=== Record excerpts ===

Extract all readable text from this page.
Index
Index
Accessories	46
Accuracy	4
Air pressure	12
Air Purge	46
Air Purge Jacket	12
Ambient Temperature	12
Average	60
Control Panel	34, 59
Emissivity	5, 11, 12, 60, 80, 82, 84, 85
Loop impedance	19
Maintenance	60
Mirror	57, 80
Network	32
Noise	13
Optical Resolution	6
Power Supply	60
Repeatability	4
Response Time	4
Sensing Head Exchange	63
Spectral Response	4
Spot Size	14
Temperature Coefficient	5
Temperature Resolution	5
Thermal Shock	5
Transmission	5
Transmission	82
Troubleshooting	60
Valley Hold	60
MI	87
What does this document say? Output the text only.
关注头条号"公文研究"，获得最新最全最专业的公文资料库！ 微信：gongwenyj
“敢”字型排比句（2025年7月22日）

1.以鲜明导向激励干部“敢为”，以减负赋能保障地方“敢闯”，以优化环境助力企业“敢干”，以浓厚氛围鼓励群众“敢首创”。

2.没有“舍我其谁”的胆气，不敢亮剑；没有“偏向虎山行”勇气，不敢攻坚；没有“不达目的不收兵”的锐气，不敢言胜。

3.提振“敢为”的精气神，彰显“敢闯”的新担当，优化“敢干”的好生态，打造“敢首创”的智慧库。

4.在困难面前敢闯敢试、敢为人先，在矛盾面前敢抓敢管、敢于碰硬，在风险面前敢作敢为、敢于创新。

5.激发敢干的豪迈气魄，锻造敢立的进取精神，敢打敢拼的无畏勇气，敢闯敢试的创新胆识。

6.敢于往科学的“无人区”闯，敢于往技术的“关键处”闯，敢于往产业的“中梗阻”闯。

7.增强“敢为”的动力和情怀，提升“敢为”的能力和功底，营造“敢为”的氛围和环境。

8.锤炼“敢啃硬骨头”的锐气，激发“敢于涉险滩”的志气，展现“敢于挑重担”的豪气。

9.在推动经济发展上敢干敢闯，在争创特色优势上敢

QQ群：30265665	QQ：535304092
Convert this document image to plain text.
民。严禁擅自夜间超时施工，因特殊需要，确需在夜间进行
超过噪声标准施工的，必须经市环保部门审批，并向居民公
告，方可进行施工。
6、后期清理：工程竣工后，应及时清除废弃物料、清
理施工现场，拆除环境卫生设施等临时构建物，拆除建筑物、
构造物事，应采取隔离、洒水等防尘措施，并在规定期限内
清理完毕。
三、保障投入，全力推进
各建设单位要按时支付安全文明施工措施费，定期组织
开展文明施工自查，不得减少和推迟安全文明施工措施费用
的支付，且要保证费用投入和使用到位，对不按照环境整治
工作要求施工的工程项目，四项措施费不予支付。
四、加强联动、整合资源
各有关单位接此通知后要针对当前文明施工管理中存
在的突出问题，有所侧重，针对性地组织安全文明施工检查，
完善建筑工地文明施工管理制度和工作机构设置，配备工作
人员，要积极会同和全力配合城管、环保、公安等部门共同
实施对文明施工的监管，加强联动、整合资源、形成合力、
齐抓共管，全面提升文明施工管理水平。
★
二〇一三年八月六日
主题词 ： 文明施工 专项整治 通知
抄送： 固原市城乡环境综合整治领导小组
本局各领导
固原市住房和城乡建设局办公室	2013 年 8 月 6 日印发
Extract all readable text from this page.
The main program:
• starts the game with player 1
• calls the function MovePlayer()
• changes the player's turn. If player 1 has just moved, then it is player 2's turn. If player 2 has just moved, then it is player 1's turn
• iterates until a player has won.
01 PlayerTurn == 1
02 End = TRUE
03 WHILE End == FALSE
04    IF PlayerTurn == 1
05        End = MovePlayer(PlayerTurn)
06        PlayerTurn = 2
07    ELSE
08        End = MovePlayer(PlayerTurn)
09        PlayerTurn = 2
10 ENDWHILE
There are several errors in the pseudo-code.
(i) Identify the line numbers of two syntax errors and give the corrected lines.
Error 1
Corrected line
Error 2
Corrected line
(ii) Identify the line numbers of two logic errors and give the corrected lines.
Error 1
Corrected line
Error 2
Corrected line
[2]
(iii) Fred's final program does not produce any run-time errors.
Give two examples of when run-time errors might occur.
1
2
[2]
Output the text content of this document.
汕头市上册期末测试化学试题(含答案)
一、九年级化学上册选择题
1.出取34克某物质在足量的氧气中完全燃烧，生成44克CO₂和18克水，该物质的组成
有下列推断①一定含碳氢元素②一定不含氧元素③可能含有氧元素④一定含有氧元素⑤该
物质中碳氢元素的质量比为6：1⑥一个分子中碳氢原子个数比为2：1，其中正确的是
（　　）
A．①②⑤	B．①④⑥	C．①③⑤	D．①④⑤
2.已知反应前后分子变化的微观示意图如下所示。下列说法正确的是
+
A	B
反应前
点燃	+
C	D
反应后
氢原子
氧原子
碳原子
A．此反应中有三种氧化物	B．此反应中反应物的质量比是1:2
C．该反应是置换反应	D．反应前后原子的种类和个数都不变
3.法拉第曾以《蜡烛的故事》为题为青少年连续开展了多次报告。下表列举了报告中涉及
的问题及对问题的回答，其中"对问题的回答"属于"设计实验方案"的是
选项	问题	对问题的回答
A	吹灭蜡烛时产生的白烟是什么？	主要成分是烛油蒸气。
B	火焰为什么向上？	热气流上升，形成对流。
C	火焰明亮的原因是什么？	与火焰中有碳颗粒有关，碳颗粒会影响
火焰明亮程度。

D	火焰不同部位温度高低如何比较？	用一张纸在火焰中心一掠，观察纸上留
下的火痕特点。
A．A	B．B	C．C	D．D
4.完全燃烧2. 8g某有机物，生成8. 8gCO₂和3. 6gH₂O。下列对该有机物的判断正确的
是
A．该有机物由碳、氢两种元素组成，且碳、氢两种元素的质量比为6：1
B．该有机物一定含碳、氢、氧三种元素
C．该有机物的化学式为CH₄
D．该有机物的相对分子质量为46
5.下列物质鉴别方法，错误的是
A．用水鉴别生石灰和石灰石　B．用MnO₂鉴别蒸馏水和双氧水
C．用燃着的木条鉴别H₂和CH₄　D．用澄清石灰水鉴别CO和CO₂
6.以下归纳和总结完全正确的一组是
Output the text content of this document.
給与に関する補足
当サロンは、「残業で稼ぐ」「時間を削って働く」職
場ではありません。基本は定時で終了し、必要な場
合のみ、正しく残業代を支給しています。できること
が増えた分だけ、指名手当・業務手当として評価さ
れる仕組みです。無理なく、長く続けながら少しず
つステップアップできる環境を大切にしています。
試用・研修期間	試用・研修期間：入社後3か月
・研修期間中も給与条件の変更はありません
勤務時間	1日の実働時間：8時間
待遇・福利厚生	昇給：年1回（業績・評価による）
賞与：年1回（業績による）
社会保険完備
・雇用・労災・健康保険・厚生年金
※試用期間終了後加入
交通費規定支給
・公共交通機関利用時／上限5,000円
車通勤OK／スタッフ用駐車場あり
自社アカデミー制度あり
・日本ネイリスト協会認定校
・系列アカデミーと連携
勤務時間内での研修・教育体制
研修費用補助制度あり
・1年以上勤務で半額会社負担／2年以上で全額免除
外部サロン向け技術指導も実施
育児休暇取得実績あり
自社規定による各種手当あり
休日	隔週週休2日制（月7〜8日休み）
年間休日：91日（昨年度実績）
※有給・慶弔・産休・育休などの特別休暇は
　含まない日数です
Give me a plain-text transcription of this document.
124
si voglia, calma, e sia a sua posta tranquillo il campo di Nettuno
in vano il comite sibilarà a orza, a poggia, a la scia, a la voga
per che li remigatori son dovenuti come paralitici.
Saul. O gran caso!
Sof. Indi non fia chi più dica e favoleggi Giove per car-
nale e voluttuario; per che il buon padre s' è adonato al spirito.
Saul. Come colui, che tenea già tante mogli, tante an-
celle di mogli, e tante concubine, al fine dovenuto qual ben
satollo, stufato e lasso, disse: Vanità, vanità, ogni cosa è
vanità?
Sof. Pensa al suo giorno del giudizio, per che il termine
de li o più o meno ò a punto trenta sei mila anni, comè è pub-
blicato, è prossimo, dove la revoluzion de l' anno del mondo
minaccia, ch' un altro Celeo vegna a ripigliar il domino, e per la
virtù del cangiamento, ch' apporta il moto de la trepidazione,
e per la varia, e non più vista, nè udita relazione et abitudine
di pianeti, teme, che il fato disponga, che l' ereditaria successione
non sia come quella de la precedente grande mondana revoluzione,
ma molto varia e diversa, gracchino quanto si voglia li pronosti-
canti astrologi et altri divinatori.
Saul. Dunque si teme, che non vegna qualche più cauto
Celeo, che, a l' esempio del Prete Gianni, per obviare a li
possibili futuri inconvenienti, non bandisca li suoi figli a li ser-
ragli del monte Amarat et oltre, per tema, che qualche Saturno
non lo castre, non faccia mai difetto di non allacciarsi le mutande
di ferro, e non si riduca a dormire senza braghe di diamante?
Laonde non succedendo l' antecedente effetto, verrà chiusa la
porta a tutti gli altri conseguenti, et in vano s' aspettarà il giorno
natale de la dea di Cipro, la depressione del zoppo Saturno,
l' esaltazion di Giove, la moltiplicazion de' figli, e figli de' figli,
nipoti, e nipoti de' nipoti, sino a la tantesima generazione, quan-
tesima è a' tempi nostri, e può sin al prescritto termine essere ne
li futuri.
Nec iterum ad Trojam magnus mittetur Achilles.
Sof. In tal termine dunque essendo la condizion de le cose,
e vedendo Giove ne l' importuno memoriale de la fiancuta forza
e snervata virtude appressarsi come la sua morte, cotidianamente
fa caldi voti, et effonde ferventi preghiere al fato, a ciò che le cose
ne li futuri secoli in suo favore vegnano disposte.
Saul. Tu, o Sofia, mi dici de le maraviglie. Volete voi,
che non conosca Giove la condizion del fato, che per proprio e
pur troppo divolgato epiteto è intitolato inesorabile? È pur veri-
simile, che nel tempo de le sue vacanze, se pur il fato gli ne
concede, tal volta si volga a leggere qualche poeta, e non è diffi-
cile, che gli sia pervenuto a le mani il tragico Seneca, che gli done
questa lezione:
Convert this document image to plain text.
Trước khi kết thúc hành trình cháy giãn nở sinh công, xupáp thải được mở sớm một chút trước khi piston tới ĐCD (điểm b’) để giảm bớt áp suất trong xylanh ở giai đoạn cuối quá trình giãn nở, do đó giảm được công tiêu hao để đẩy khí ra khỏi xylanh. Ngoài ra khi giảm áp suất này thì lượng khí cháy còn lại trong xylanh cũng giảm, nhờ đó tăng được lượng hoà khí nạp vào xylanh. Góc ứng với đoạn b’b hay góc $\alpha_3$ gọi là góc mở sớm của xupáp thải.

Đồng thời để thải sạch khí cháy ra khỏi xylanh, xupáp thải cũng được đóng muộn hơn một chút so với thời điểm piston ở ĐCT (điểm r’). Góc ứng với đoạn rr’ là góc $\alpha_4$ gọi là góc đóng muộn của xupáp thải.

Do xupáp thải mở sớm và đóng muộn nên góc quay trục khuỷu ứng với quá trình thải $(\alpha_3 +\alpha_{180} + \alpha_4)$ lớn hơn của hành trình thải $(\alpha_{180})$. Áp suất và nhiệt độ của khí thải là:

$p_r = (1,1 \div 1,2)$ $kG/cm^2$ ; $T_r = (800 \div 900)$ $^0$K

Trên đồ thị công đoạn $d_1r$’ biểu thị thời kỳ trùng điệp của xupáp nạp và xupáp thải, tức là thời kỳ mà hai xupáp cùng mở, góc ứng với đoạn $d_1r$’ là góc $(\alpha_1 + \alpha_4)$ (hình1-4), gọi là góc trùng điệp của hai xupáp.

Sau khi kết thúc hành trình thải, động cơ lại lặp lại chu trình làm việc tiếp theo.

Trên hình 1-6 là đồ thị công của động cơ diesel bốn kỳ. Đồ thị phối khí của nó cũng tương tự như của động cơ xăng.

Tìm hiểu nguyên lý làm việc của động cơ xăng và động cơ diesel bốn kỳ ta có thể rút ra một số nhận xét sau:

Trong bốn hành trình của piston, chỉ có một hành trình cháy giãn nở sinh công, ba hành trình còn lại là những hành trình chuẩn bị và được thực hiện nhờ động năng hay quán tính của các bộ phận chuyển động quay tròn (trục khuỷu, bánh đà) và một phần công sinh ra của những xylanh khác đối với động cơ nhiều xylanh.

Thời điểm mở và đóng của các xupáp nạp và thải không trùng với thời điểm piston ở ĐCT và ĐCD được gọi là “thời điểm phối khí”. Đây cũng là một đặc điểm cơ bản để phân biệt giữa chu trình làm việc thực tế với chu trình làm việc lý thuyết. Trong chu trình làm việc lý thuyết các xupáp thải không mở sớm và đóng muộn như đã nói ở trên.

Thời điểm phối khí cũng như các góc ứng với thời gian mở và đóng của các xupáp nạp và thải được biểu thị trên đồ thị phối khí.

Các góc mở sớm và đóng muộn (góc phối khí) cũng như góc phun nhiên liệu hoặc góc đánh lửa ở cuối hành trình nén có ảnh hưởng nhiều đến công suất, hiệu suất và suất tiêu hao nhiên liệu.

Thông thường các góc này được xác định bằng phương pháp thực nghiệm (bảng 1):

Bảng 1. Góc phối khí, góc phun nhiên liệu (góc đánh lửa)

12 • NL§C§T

===

The request ->
Examine the entries and report how many of their lines contain the string "giorno", giving no more than the number.

Problem solution ->
2